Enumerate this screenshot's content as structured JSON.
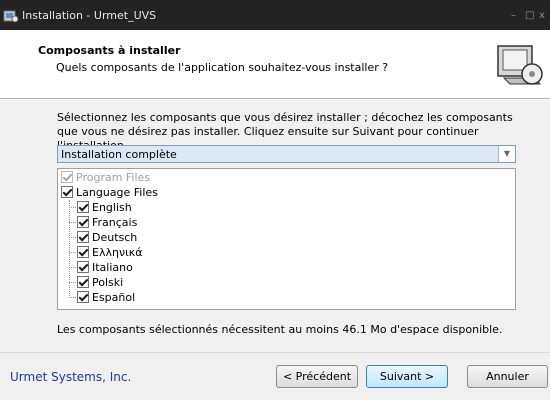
{
  "window": {
    "title": "Installation - Urmet_UVS",
    "minimize": "–",
    "maximize": "□",
    "close": "x"
  },
  "header": {
    "title": "Composants à installer",
    "subtitle": "Quels composants de l'application souhaitez-vous installer ?"
  },
  "body": {
    "instructions": "Sélectionnez les composants que vous désirez installer ; décochez les composants que vous ne désirez pas installer. Cliquez ensuite sur Suivant pour continuer l'installation.",
    "setup_type": "Installation complète",
    "components": [
      {
        "label": "Program Files",
        "checked": true,
        "disabled": true
      },
      {
        "label": "Language Files",
        "checked": true,
        "disabled": false
      },
      {
        "label": "English",
        "checked": true
      },
      {
        "label": "Français",
        "checked": true
      },
      {
        "label": "Deutsch",
        "checked": true
      },
      {
        "label": "Ελληνικά",
        "checked": true
      },
      {
        "label": "Italiano",
        "checked": true
      },
      {
        "label": "Polski",
        "checked": true
      },
      {
        "label": "Español",
        "checked": true
      }
    ],
    "space_required": "Les composants sélectionnés nécessitent au moins 46.1 Mo d'espace disponible."
  },
  "footer": {
    "company": "Urmet Systems, Inc.",
    "back_label": "< Précédent",
    "next_label": "Suivant >",
    "cancel_label": "Annuler"
  }
}
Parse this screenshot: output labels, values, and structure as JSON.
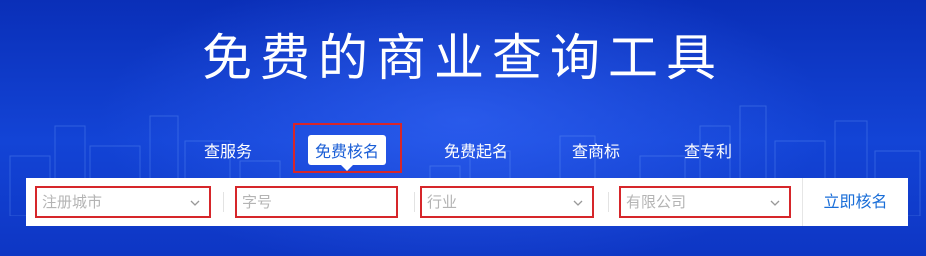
{
  "banner": {
    "title": "免费的商业查询工具"
  },
  "tabs": [
    {
      "label": "查服务"
    },
    {
      "label": "免费核名"
    },
    {
      "label": "免费起名"
    },
    {
      "label": "查商标"
    },
    {
      "label": "查专利"
    }
  ],
  "active_tab": "免费核名",
  "search": {
    "city_placeholder": "注册城市",
    "name_placeholder": "字号",
    "industry_placeholder": "行业",
    "company_type_placeholder": "有限公司",
    "submit_label": "立即核名"
  },
  "colors": {
    "background": "#0d39c6",
    "highlight_border": "#d6262a",
    "accent": "#1a6ed8"
  },
  "icons": [
    "chevron-down-icon"
  ]
}
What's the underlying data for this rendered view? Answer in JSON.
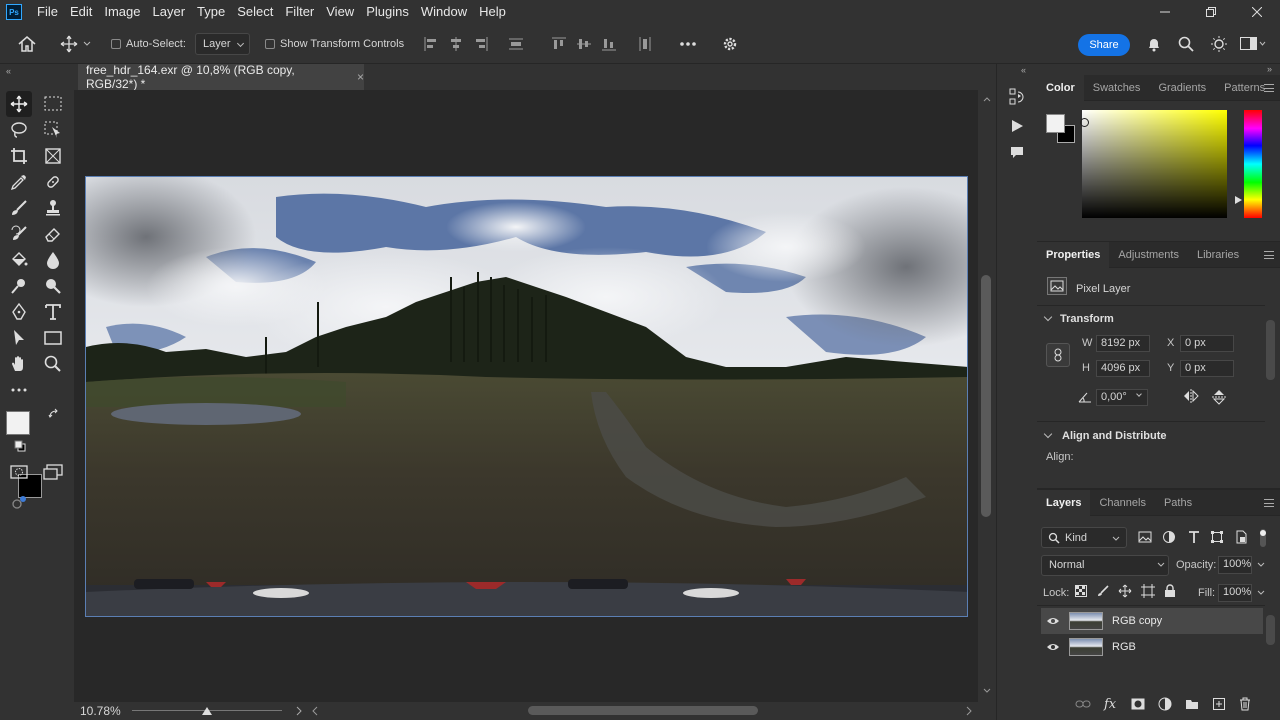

------------------------------------------------------------------------

• Short task: Print every record above exactly as written, leaving out the pictures.

• Right answer:
Enumerate this screenshot's content as structured JSON.
{
  "window": {
    "title": "Installation - Urmet_UVS",
    "minimize": "–",
    "maximize": "□",
    "close": "x"
  },
  "header": {
    "title": "Composants à installer",
    "subtitle": "Quels composants de l'application souhaitez-vous installer ?"
  },
  "body": {
    "instructions": "Sélectionnez les composants que vous désirez installer ; décochez les composants que vous ne désirez pas installer. Cliquez ensuite sur Suivant pour continuer l'installation.",
    "setup_type": "Installation complète",
    "components": [
      {
        "label": "Program Files",
        "checked": true,
        "disabled": true
      },
      {
        "label": "Language Files",
        "checked": true,
        "disabled": false
      },
      {
        "label": "English",
        "checked": true
      },
      {
        "label": "Français",
        "checked": true
      },
      {
        "label": "Deutsch",
        "checked": true
      },
      {
        "label": "Ελληνικά",
        "checked": true
      },
      {
        "label": "Italiano",
        "checked": true
      },
      {
        "label": "Polski",
        "checked": true
      },
      {
        "label": "Español",
        "checked": true
      }
    ],
    "space_required": "Les composants sélectionnés nécessitent au moins 46.1 Mo d'espace disponible."
  },
  "footer": {
    "company": "Urmet Systems, Inc.",
    "back_label": "< Précédent",
    "next_label": "Suivant >",
    "cancel_label": "Annuler"
  }
}
Parse this screenshot: output labels, values, and structure as JSON.
{
  "banner": {
    "title": "免费的商业查询工具"
  },
  "tabs": [
    {
      "label": "查服务"
    },
    {
      "label": "免费核名"
    },
    {
      "label": "免费起名"
    },
    {
      "label": "查商标"
    },
    {
      "label": "查专利"
    }
  ],
  "active_tab": "免费核名",
  "search": {
    "city_placeholder": "注册城市",
    "name_placeholder": "字号",
    "industry_placeholder": "行业",
    "company_type_placeholder": "有限公司",
    "submit_label": "立即核名"
  },
  "colors": {
    "background": "#0d39c6",
    "highlight_border": "#d6262a",
    "accent": "#1a6ed8"
  },
  "icons": [
    "chevron-down-icon"
  ]
}
What's the underlying data for this rendered view? Answer in JSON.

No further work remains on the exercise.